----- Provided data

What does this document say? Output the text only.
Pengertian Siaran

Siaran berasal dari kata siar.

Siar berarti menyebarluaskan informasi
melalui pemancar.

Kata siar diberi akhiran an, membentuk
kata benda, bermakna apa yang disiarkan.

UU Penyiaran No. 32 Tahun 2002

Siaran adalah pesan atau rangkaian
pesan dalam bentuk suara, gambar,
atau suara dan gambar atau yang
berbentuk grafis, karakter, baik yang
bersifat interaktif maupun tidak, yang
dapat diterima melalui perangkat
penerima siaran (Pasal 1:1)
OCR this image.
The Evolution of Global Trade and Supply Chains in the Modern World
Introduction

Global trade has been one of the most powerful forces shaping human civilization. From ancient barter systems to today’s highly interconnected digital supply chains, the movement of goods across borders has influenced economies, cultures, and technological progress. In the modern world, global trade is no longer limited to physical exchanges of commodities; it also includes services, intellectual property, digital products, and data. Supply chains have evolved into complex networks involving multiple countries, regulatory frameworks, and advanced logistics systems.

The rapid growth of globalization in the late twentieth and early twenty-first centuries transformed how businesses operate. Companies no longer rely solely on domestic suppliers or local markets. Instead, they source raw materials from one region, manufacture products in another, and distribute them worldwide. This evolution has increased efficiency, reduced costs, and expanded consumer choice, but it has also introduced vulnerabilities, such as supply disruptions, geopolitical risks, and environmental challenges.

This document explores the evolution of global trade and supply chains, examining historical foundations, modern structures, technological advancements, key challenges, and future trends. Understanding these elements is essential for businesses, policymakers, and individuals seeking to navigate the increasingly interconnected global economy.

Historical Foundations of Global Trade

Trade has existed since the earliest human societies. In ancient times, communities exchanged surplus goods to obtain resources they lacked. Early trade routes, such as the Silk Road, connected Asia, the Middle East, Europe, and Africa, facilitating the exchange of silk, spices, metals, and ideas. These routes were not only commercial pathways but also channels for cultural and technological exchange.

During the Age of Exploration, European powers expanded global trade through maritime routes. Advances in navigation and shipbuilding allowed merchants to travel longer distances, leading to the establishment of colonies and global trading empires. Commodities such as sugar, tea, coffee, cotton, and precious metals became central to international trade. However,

----------

§ What the exercise asks
Every line above that contains the word "goods" should be reported.

§ Solution for this task
Global trade has been one of the most powerful forces shaping human civilization. From ancient barter systems to today’s highly interconnected digital supply chains, the movement of goods across borders has influenced economies, cultures, and technological progress. In the modern world, global trade is no longer limited to physical exchanges of commodities; it also includes services, intellectual property, digital products, and data. Supply chains have evolved into complex networks involving multiple countries, regulatory frameworks, and advanced logistics systems.
Trade has existed since the earliest human societies. In ancient times, communities exchanged surplus goods to obtain resources they lacked. Early trade routes, such as the Silk Road, connected Asia, the Middle East, Europe, and Africa, facilitating the exchange of silk, spices, metals, and ideas. These routes were not only commercial pathways but also channels for cultural and technological exchange.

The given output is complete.